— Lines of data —
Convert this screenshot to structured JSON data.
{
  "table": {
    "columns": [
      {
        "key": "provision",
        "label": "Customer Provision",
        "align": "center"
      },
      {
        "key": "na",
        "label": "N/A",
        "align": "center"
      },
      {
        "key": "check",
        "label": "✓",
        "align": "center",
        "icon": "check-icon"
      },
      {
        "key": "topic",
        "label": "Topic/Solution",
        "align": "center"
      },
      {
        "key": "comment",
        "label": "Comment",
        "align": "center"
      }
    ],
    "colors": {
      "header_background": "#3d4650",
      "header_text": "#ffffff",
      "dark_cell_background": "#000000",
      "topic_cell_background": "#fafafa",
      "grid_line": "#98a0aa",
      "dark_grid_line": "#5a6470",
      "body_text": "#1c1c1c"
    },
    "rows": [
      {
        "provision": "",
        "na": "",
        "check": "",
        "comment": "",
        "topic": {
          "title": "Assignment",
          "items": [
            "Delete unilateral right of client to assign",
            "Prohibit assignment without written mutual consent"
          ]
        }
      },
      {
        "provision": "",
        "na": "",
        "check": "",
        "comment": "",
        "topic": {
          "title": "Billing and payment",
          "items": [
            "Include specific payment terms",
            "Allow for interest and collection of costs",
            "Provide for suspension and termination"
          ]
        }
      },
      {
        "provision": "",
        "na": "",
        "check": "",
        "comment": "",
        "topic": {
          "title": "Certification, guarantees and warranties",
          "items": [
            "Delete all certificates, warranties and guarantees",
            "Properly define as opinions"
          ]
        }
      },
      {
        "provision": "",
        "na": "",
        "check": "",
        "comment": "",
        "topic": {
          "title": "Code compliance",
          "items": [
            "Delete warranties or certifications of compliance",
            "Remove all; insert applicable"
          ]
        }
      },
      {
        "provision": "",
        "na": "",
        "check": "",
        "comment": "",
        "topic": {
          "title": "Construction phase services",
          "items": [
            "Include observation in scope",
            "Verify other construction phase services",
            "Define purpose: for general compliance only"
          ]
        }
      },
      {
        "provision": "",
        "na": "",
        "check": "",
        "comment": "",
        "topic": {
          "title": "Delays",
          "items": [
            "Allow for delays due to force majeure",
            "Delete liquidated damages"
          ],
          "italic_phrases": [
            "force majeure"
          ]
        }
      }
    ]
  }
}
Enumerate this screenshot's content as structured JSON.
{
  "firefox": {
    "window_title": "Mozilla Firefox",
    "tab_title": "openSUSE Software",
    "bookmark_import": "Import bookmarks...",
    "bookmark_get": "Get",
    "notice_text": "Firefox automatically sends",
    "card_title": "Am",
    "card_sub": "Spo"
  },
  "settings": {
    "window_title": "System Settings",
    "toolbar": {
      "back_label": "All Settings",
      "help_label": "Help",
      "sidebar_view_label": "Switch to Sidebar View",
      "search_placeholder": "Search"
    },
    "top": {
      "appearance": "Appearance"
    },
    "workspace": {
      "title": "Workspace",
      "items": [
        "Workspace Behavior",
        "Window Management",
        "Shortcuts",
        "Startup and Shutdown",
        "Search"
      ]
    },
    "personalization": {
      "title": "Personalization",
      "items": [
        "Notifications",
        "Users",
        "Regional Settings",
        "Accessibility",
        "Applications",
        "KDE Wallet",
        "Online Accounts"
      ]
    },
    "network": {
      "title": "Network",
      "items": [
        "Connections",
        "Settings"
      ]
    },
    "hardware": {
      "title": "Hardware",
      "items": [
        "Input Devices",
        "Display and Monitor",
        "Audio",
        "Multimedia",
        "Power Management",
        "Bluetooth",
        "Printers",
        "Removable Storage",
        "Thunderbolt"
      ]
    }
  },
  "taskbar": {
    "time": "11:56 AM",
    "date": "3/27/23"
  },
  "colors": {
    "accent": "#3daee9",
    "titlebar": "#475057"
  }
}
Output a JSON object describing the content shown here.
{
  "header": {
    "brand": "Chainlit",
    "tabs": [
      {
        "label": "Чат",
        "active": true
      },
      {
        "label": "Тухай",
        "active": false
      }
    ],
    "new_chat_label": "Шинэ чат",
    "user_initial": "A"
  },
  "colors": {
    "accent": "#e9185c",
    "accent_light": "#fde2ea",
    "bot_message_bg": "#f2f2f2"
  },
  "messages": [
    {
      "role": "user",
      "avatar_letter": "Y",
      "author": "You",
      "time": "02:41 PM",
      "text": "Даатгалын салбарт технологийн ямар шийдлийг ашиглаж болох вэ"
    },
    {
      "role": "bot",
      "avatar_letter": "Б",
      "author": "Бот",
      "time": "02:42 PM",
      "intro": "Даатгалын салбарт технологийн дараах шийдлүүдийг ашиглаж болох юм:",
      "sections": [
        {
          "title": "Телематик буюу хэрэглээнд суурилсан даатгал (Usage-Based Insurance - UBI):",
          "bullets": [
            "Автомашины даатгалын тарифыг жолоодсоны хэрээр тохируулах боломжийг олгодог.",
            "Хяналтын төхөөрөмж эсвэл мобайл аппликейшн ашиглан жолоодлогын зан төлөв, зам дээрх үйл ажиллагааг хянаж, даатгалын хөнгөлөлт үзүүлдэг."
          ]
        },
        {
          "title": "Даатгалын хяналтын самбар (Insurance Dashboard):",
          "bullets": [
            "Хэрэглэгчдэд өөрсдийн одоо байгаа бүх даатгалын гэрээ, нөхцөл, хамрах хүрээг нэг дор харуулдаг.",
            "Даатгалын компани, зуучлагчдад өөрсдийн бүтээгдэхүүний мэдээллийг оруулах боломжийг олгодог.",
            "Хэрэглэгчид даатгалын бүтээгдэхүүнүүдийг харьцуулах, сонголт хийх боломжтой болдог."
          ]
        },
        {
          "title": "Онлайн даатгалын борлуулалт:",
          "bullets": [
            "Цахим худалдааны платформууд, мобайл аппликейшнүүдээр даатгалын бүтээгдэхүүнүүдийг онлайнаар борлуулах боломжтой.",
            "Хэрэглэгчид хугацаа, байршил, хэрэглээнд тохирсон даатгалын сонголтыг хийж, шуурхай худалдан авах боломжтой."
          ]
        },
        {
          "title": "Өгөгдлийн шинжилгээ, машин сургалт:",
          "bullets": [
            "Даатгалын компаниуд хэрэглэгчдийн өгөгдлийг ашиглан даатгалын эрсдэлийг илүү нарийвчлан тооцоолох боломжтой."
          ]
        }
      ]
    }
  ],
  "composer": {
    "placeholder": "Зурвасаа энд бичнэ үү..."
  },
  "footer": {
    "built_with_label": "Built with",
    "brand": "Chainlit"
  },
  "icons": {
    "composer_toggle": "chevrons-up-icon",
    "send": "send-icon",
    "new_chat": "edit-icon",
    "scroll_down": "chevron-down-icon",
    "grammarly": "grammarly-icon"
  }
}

— WHAT TO DO —
Retype the material in full, character for character.

— TASK SOLUTION —
Convert this screenshot to structured JSON data.
{
  "table": {
    "columns": [
      {
        "key": "provision",
        "label": "Customer Provision",
        "align": "center"
      },
      {
        "key": "na",
        "label": "N/A",
        "align": "center"
      },
      {
        "key": "check",
        "label": "✓",
        "align": "center",
        "icon": "check-icon"
      },
      {
        "key": "topic",
        "label": "Topic/Solution",
        "align": "center"
      },
      {
        "key": "comment",
        "label": "Comment",
        "align": "center"
      }
    ],
    "colors": {
      "header_background": "#3d4650",
      "header_text": "#ffffff",
      "dark_cell_background": "#000000",
      "topic_cell_background": "#fafafa",
      "grid_line": "#98a0aa",
      "dark_grid_line": "#5a6470",
      "body_text": "#1c1c1c"
    },
    "rows": [
      {
        "provision": "",
        "na": "",
        "check": "",
        "comment": "",
        "topic": {
          "title": "Assignment",
          "items": [
            "Delete unilateral right of client to assign",
            "Prohibit assignment without written mutual consent"
          ]
        }
      },
      {
        "provision": "",
        "na": "",
        "check": "",
        "comment": "",
        "topic": {
          "title": "Billing and payment",
          "items": [
            "Include specific payment terms",
            "Allow for interest and collection of costs",
            "Provide for suspension and termination"
          ]
        }
      },
      {
        "provision": "",
        "na": "",
        "check": "",
        "comment": "",
        "topic": {
          "title": "Certification, guarantees and warranties",
          "items": [
            "Delete all certificates, warranties and guarantees",
            "Properly define as opinions"
          ]
        }
      },
      {
        "provision": "",
        "na": "",
        "check": "",
        "comment": "",
        "topic": {
          "title": "Code compliance",
          "items": [
            "Delete warranties or certifications of compliance",
            "Remove all; insert applicable"
          ]
        }
      },
      {
        "provision": "",
        "na": "",
        "check": "",
        "comment": "",
        "topic": {
          "title": "Construction phase services",
          "items": [
            "Include observation in scope",
            "Verify other construction phase services",
            "Define purpose: for general compliance only"
          ]
        }
      },
      {
        "provision": "",
        "na": "",
        "check": "",
        "comment": "",
        "topic": {
          "title": "Delays",
          "items": [
            "Allow for delays due to force majeure",
            "Delete liquidated damages"
          ],
          "italic_phrases": [
            "force majeure"
          ]
        }
      }
    ]
  }
}
Enumerate this screenshot's content as structured JSON.
{
  "firefox": {
    "window_title": "Mozilla Firefox",
    "tab_title": "openSUSE Software",
    "bookmark_import": "Import bookmarks...",
    "bookmark_get": "Get",
    "notice_text": "Firefox automatically sends",
    "card_title": "Am",
    "card_sub": "Spo"
  },
  "settings": {
    "window_title": "System Settings",
    "toolbar": {
      "back_label": "All Settings",
      "help_label": "Help",
      "sidebar_view_label": "Switch to Sidebar View",
      "search_placeholder": "Search"
    },
    "top": {
      "appearance": "Appearance"
    },
    "workspace": {
      "title": "Workspace",
      "items": [
        "Workspace Behavior",
        "Window Management",
        "Shortcuts",
        "Startup and Shutdown",
        "Search"
      ]
    },
    "personalization": {
      "title": "Personalization",
      "items": [
        "Notifications",
        "Users",
        "Regional Settings",
        "Accessibility",
        "Applications",
        "KDE Wallet",
        "Online Accounts"
      ]
    },
    "network": {
      "title": "Network",
      "items": [
        "Connections",
        "Settings"
      ]
    },
    "hardware": {
      "title": "Hardware",
      "items": [
        "Input Devices",
        "Display and Monitor",
        "Audio",
        "Multimedia",
        "Power Management",
        "Bluetooth",
        "Printers",
        "Removable Storage",
        "Thunderbolt"
      ]
    }
  },
  "taskbar": {
    "time": "11:56 AM",
    "date": "3/27/23"
  },
  "colors": {
    "accent": "#3daee9",
    "titlebar": "#475057"
  }
}
Output a JSON object describing the content shown here.
{
  "header": {
    "brand": "Chainlit",
    "tabs": [
      {
        "label": "Чат",
        "active": true
      },
      {
        "label": "Тухай",
        "active": false
      }
    ],
    "new_chat_label": "Шинэ чат",
    "user_initial": "A"
  },
  "colors": {
    "accent": "#e9185c",
    "accent_light": "#fde2ea",
    "bot_message_bg": "#f2f2f2"
  },
  "messages": [
    {
      "role": "user",
      "avatar_letter": "Y",
      "author": "You",
      "time": "02:41 PM",
      "text": "Даатгалын салбарт технологийн ямар шийдлийг ашиглаж болох вэ"
    },
    {
      "role": "bot",
      "avatar_letter": "Б",
      "author": "Бот",
      "time": "02:42 PM",
      "intro": "Даатгалын салбарт технологийн дараах шийдлүүдийг ашиглаж болох юм:",
      "sections": [
        {
          "title": "Телематик буюу хэрэглээнд суурилсан даатгал (Usage-Based Insurance - UBI):",
          "bullets": [
            "Автомашины даатгалын тарифыг жолоодсоны хэрээр тохируулах боломжийг олгодог.",
            "Хяналтын төхөөрөмж эсвэл мобайл аппликейшн ашиглан жолоодлогын зан төлөв, зам дээрх үйл ажиллагааг хянаж, даатгалын хөнгөлөлт үзүүлдэг."
          ]
        },
        {
          "title": "Даатгалын хяналтын самбар (Insurance Dashboard):",
          "bullets": [
            "Хэрэглэгчдэд өөрсдийн одоо байгаа бүх даатгалын гэрээ, нөхцөл, хамрах хүрээг нэг дор харуулдаг.",
            "Даатгалын компани, зуучлагчдад өөрсдийн бүтээгдэхүүний мэдээллийг оруулах боломжийг олгодог.",
            "Хэрэглэгчид даатгалын бүтээгдэхүүнүүдийг харьцуулах, сонголт хийх боломжтой болдог."
          ]
        },
        {
          "title": "Онлайн даатгалын борлуулалт:",
          "bullets": [
            "Цахим худалдааны платформууд, мобайл аппликейшнүүдээр даатгалын бүтээгдэхүүнүүдийг онлайнаар борлуулах боломжтой.",
            "Хэрэглэгчид хугацаа, байршил, хэрэглээнд тохирсон даатгалын сонголтыг хийж, шуурхай худалдан авах боломжтой."
          ]
        },
        {
          "title": "Өгөгдлийн шинжилгээ, машин сургалт:",
          "bullets": [
            "Даатгалын компаниуд хэрэглэгчдийн өгөгдлийг ашиглан даатгалын эрсдэлийг илүү нарийвчлан тооцоолох боломжтой."
          ]
        }
      ]
    }
  ],
  "composer": {
    "placeholder": "Зурвасаа энд бичнэ үү..."
  },
  "footer": {
    "built_with_label": "Built with",
    "brand": "Chainlit"
  },
  "icons": {
    "composer_toggle": "chevrons-up-icon",
    "send": "send-icon",
    "new_chat": "edit-icon",
    "scroll_down": "chevron-down-icon",
    "grammarly": "grammarly-icon"
  }
}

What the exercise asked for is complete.